JOB:
Write out the following lines precisely as they appear.

======== INFORMATION PROVIDED ========

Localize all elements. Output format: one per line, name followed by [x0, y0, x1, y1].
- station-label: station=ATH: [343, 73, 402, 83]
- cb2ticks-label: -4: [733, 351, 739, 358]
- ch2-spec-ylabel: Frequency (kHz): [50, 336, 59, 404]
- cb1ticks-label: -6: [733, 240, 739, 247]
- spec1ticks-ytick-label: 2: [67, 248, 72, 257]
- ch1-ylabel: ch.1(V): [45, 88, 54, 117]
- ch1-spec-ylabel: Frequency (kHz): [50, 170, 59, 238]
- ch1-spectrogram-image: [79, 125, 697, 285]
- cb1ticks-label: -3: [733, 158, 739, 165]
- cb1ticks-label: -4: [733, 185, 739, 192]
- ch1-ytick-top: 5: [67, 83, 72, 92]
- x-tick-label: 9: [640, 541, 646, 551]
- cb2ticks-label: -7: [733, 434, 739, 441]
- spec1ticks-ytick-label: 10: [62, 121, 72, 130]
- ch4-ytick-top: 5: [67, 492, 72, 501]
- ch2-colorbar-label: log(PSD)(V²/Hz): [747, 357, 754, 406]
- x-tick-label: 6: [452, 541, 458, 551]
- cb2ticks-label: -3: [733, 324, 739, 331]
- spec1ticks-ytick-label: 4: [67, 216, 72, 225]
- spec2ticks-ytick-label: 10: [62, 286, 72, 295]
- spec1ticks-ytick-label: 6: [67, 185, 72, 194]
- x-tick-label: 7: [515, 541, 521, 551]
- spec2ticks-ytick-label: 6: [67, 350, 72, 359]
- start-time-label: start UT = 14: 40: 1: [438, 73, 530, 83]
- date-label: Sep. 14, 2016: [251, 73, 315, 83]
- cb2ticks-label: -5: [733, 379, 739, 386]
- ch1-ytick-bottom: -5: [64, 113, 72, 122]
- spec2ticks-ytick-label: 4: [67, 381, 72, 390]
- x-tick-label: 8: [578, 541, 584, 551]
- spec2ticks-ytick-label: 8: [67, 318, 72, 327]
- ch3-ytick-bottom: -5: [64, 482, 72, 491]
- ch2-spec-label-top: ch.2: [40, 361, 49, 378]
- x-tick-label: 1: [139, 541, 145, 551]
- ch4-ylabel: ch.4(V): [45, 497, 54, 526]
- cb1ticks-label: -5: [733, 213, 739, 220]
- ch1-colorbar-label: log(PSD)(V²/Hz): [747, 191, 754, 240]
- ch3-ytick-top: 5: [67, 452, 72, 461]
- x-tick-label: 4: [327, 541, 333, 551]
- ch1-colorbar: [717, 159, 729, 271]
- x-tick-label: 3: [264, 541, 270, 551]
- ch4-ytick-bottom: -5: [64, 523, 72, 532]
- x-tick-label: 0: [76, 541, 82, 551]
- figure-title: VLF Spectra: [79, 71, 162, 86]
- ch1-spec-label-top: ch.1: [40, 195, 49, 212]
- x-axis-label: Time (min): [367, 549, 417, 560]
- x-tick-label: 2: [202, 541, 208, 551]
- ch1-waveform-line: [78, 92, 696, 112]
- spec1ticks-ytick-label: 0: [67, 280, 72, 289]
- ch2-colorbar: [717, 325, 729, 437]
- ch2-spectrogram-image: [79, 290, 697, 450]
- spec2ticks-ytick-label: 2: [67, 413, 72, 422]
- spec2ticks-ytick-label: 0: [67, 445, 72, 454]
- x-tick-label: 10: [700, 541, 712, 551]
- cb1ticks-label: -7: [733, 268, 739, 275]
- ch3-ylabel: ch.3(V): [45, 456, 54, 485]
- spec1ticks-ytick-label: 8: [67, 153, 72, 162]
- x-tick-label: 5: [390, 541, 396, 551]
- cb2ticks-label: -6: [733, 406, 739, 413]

========

ANSWER:
Localize all elements. Output format: one per line, name followed by [x0, y0, x1, y1].
- station-label: station=ATH: [343, 73, 402, 83]
- cb2ticks-label: -4: [733, 351, 739, 358]
- ch2-spec-ylabel: Frequency (kHz): [50, 336, 59, 404]
- cb1ticks-label: -6: [733, 240, 739, 247]
- spec1ticks-ytick-label: 2: [67, 248, 72, 257]
- ch1-ylabel: ch.1(V): [45, 88, 54, 117]
- ch1-spec-ylabel: Frequency (kHz): [50, 170, 59, 238]
- ch1-spectrogram-image: [79, 125, 697, 285]
- cb1ticks-label: -3: [733, 158, 739, 165]
- cb1ticks-label: -4: [733, 185, 739, 192]
- ch1-ytick-top: 5: [67, 83, 72, 92]
- x-tick-label: 9: [640, 541, 646, 551]
- cb2ticks-label: -7: [733, 434, 739, 441]
- spec1ticks-ytick-label: 10: [62, 121, 72, 130]
- ch4-ytick-top: 5: [67, 492, 72, 501]
- ch2-colorbar-label: log(PSD)(V²/Hz): [747, 357, 754, 406]
- x-tick-label: 6: [452, 541, 458, 551]
- cb2ticks-label: -3: [733, 324, 739, 331]
- spec1ticks-ytick-label: 4: [67, 216, 72, 225]
- spec2ticks-ytick-label: 10: [62, 286, 72, 295]
- spec1ticks-ytick-label: 6: [67, 185, 72, 194]
- x-tick-label: 7: [515, 541, 521, 551]
- spec2ticks-ytick-label: 6: [67, 350, 72, 359]
- start-time-label: start UT = 14: 40: 1: [438, 73, 530, 83]
- date-label: Sep. 14, 2016: [251, 73, 315, 83]
- cb2ticks-label: -5: [733, 379, 739, 386]
- ch1-ytick-bottom: -5: [64, 113, 72, 122]
- spec2ticks-ytick-label: 4: [67, 381, 72, 390]
- x-tick-label: 8: [578, 541, 584, 551]
- spec2ticks-ytick-label: 8: [67, 318, 72, 327]
- ch3-ytick-bottom: -5: [64, 482, 72, 491]
- ch2-spec-label-top: ch.2: [40, 361, 49, 378]
- x-tick-label: 1: [139, 541, 145, 551]
- ch4-ylabel: ch.4(V): [45, 497, 54, 526]
- cb1ticks-label: -5: [733, 213, 739, 220]
- ch1-colorbar-label: log(PSD)(V²/Hz): [747, 191, 754, 240]
- ch3-ytick-top: 5: [67, 452, 72, 461]
- x-tick-label: 4: [327, 541, 333, 551]
- ch1-colorbar: [717, 159, 729, 271]
- x-tick-label: 3: [264, 541, 270, 551]
- ch4-ytick-bottom: -5: [64, 523, 72, 532]
- x-tick-label: 0: [76, 541, 82, 551]
- figure-title: VLF Spectra: [79, 71, 162, 86]
- ch1-spec-label-top: ch.1: [40, 195, 49, 212]
- x-axis-label: Time (min): [367, 549, 417, 560]
- x-tick-label: 2: [202, 541, 208, 551]
- ch1-waveform-line: [78, 92, 696, 112]
- spec1ticks-ytick-label: 0: [67, 280, 72, 289]
- ch2-colorbar: [717, 325, 729, 437]
- ch2-spectrogram-image: [79, 290, 697, 450]
- spec2ticks-ytick-label: 2: [67, 413, 72, 422]
- spec2ticks-ytick-label: 0: [67, 445, 72, 454]
- x-tick-label: 10: [700, 541, 712, 551]
- cb1ticks-label: -7: [733, 268, 739, 275]
- ch3-ylabel: ch.3(V): [45, 456, 54, 485]
- spec1ticks-ytick-label: 8: [67, 153, 72, 162]
- x-tick-label: 5: [390, 541, 396, 551]
- cb2ticks-label: -6: [733, 406, 739, 413]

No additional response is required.